# TO BE DONE
Repeat every record below exactly, omitting any pictures.
========
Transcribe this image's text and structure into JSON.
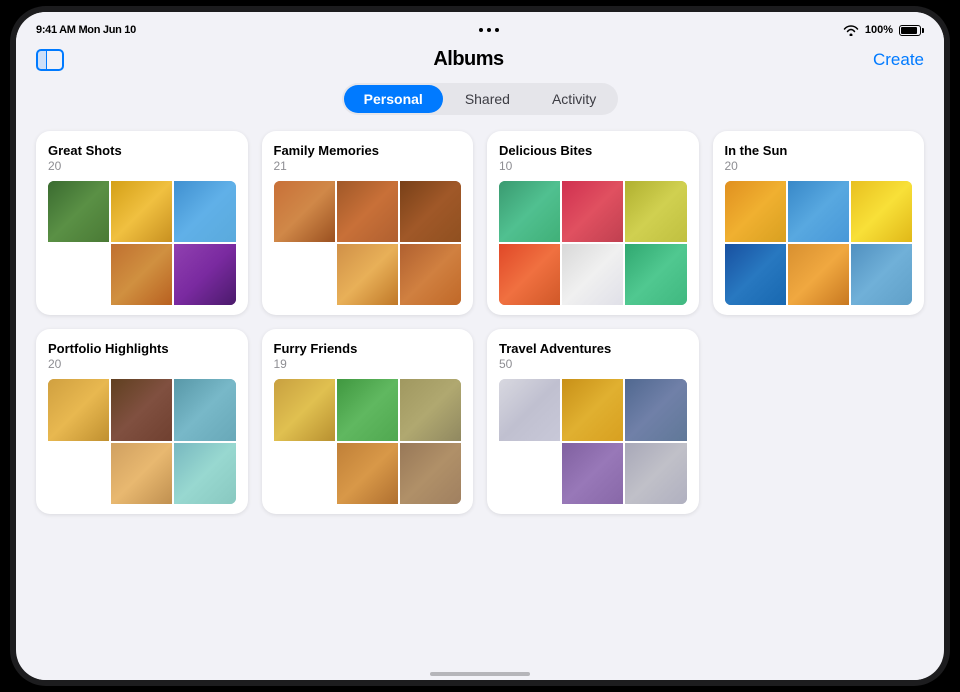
{
  "statusBar": {
    "time": "9:41 AM",
    "date": "Mon Jun 10",
    "battery": "100%"
  },
  "nav": {
    "title": "Albums",
    "createBtn": "Create"
  },
  "tabs": [
    {
      "id": "personal",
      "label": "Personal",
      "active": true
    },
    {
      "id": "shared",
      "label": "Shared",
      "active": false
    },
    {
      "id": "activity",
      "label": "Activity",
      "active": false
    }
  ],
  "albums": [
    {
      "title": "Great Shots",
      "count": "20",
      "photos": [
        "p-green p-person-green",
        "p-yellow",
        "p-blue p-sky-blue",
        "p-warmth",
        "p-purple",
        "p-sky-blue"
      ]
    },
    {
      "title": "Family Memories",
      "count": "21",
      "photos": [
        "p-faces1",
        "p-faces2",
        "p-faces3",
        "p-faces4",
        "p-faces1",
        "p-faces2"
      ]
    },
    {
      "title": "Delicious Bites",
      "count": "10",
      "photos": [
        "p-food1",
        "p-food2",
        "p-food3",
        "p-food4",
        "p-food5",
        "p-food6"
      ]
    },
    {
      "title": "In the Sun",
      "count": "20",
      "photos": [
        "p-sun1",
        "p-sun2",
        "p-sun3",
        "p-sun4",
        "p-sun5",
        "p-sun6"
      ]
    },
    {
      "title": "Portfolio Highlights",
      "count": "20",
      "photos": [
        "p-port1",
        "p-port2",
        "p-port3",
        "p-port4",
        "p-port5",
        "p-port6"
      ]
    },
    {
      "title": "Furry Friends",
      "count": "19",
      "photos": [
        "p-dog1",
        "p-dog2",
        "p-dog3",
        "p-dog4",
        "p-dog5",
        "p-dog6"
      ]
    },
    {
      "title": "Travel Adventures",
      "count": "50",
      "photos": [
        "p-trav1",
        "p-trav2",
        "p-trav3",
        "p-trav4",
        "p-trav5",
        "p-trav6"
      ]
    }
  ]
}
========
# RESULT OF THIS TASK
Transcribe this image's text and structure into JSON.
{
  "statusBar": {
    "time": "9:41 AM",
    "date": "Mon Jun 10",
    "battery": "100%"
  },
  "nav": {
    "title": "Albums",
    "createBtn": "Create"
  },
  "tabs": [
    {
      "id": "personal",
      "label": "Personal",
      "active": true
    },
    {
      "id": "shared",
      "label": "Shared",
      "active": false
    },
    {
      "id": "activity",
      "label": "Activity",
      "active": false
    }
  ],
  "albums": [
    {
      "title": "Great Shots",
      "count": "20",
      "photos": [
        "p-green p-person-green",
        "p-yellow",
        "p-blue p-sky-blue",
        "p-warmth",
        "p-purple",
        "p-sky-blue"
      ]
    },
    {
      "title": "Family Memories",
      "count": "21",
      "photos": [
        "p-faces1",
        "p-faces2",
        "p-faces3",
        "p-faces4",
        "p-faces1",
        "p-faces2"
      ]
    },
    {
      "title": "Delicious Bites",
      "count": "10",
      "photos": [
        "p-food1",
        "p-food2",
        "p-food3",
        "p-food4",
        "p-food5",
        "p-food6"
      ]
    },
    {
      "title": "In the Sun",
      "count": "20",
      "photos": [
        "p-sun1",
        "p-sun2",
        "p-sun3",
        "p-sun4",
        "p-sun5",
        "p-sun6"
      ]
    },
    {
      "title": "Portfolio Highlights",
      "count": "20",
      "photos": [
        "p-port1",
        "p-port2",
        "p-port3",
        "p-port4",
        "p-port5",
        "p-port6"
      ]
    },
    {
      "title": "Furry Friends",
      "count": "19",
      "photos": [
        "p-dog1",
        "p-dog2",
        "p-dog3",
        "p-dog4",
        "p-dog5",
        "p-dog6"
      ]
    },
    {
      "title": "Travel Adventures",
      "count": "50",
      "photos": [
        "p-trav1",
        "p-trav2",
        "p-trav3",
        "p-trav4",
        "p-trav5",
        "p-trav6"
      ]
    }
  ]
}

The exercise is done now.